Task directions: Copy out the news passage about the dropped charges against Vorayuth Yoovidhya word for word, in full.
Start of Selected text
Police Lt. Col. Thanawuth Sanguansuk confirmed that all charges against Vorayuth Yoovidhya have been dropped, but the charge of causing death by reckless driving would not have expired for 15 years after the date of the crash.
The case attracted widespread attention because of perceptions that it showed the rich and well-connected have impunity in Thailand’s judicial system, which in recent years has also been criticized for alleged political bias, as have other state institutions.
Thanawuth said prosecutors who handled the case informed police last month of their decision to withdraw the last remaining charge.
‘Yes, they had informed us of their opinion to drop all charges. They are citing the fact the family members (of the police officer) have been compensated’ by Vorayuth’s family, Thanawuth said.
Vorayuth was allegedly racing down Sukhumvit Road, one of Bangkok’s main drags, in his Ferrari on September 3, 2012.
It’s believed he was at the wheel of the car that struck policeman Wichien Klanprasert on motorbike patrol on a main road in central Bangkok and dragged him under its wheels for dozens of metres.
The car then sped off, leaving the officer to die at the scene. Police followed a trail of oil and brake fluid to the Yoovidhya’s luxury family compound on a nearby side road.
Initially investigators said a chauffeur had been behind the wheel of the car, windshield now shattered, bumper dangling.
But after senior officers arrived, Vorayuth turned himself in, his cap pulled low, his father holding his arm.
Later that day, the Yoovidhyas put up $15,000 bail at the police station and went home.
The scion, whose billionaire father is Thailand’s fourth-richest man, never showed up for a formal indictment, allowing some of the charges against him to expire.
He avoided the charges against him by claiming to be ill or working overseas whenever a hearing was scheduled.
End of Selected text
Start of Provided records
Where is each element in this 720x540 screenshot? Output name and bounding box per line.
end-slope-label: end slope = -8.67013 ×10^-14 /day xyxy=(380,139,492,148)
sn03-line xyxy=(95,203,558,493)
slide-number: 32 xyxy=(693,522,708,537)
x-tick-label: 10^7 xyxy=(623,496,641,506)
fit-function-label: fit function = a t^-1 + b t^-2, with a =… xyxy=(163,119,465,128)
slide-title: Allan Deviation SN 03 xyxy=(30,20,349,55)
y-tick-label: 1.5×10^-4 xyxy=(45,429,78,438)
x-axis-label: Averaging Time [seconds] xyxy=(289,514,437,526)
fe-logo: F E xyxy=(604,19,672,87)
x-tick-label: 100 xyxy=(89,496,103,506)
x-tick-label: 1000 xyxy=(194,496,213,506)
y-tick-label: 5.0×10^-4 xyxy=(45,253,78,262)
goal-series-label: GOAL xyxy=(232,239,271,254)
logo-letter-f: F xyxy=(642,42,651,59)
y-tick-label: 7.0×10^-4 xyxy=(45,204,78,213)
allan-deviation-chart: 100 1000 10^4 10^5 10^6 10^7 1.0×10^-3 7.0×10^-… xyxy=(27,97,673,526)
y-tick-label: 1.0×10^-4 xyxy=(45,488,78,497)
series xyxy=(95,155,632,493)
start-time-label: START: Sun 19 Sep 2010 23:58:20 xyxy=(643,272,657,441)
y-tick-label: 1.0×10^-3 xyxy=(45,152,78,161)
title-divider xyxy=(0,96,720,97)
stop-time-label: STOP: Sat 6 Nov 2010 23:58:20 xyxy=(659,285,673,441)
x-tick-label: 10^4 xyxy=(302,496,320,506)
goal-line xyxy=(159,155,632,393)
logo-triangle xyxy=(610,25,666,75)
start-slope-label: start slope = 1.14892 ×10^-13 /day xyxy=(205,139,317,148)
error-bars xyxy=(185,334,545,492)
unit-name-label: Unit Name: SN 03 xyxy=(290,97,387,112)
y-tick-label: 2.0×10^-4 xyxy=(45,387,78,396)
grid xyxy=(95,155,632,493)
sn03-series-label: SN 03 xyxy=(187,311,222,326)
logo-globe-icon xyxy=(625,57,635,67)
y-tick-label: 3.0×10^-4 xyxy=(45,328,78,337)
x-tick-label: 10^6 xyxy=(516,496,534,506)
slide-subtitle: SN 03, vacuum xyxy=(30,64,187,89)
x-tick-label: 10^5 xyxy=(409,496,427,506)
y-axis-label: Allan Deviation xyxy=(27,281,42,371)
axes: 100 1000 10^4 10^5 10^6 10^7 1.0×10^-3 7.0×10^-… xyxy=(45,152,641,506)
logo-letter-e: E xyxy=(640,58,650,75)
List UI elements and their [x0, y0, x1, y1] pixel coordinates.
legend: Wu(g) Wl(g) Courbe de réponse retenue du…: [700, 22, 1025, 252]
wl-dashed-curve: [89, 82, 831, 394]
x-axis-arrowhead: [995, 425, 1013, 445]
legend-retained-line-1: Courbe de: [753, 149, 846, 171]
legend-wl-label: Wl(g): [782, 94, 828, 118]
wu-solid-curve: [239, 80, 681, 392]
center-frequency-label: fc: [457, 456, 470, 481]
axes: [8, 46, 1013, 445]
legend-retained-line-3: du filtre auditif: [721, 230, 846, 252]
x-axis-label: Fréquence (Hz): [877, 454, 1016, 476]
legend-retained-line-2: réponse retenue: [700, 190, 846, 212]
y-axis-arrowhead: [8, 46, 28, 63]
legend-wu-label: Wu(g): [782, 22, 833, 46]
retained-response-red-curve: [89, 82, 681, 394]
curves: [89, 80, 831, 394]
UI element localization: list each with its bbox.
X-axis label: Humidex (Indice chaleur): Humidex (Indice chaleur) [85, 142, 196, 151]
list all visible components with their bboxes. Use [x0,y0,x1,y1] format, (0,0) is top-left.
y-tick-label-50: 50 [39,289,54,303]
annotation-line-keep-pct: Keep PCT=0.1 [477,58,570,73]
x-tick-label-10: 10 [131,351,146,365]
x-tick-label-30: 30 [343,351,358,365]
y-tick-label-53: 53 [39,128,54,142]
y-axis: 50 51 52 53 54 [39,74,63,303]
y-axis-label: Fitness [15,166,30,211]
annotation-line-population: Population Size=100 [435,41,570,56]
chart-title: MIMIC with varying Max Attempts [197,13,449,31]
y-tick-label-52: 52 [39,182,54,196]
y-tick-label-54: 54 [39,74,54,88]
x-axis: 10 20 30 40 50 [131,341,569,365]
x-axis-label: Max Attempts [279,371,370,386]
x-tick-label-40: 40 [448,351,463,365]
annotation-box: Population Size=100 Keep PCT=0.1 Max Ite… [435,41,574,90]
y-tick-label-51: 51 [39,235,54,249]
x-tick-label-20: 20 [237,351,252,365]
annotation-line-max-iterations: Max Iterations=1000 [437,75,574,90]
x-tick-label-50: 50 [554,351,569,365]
End of Provided records
Written answer:
Police Lt. Col. Thanawuth Sanguansuk confirmed that all charges against Vorayuth Yoovidhya have been dropped, but the charge of causing death by reckless driving would not have expired for 15 years after the date of the crash.
The case attracted widespread attention because of perceptions that it showed the rich and well-connected have impunity in Thailand’s judicial system, which in recent years has also been criticized for alleged political bias, as have other state institutions.
Thanawuth said prosecutors who handled the case informed police last month of their decision to withdraw the last remaining charge.
‘Yes, they had informed us of their opinion to drop all charges. They are citing the fact the family members (of the police officer) have been compensated’ by Vorayuth’s family, Thanawuth said.
Vorayuth was allegedly racing down Sukhumvit Road, one of Bangkok’s main drags, in his Ferrari on September 3, 2012.
It’s believed he was at the wheel of the car that struck policeman Wichien Klanprasert on motorbike patrol on a main road in central Bangkok and dragged him under its wheels for dozens of metres.
The car then sped off, leaving the officer to die at the scene. Police followed a trail of oil and brake fluid to the Yoovidhya’s luxury family compound on a nearby side road.
Initially investigators said a chauffeur had been behind the wheel of the car, windshield now shattered, bumper dangling.
But after senior officers arrived, Vorayuth turned himself in, his cap pulled low, his father holding his arm.
Later that day, the Yoovidhyas put up $15,000 bail at the police station and went home.
The scion, whose billionaire father is Thailand’s fourth-richest man, never showed up for a formal indictment, allowing some of the charges against him to expire.
He avoided the charges against him by claiming to be ill or working overseas whenever a hearing was scheduled.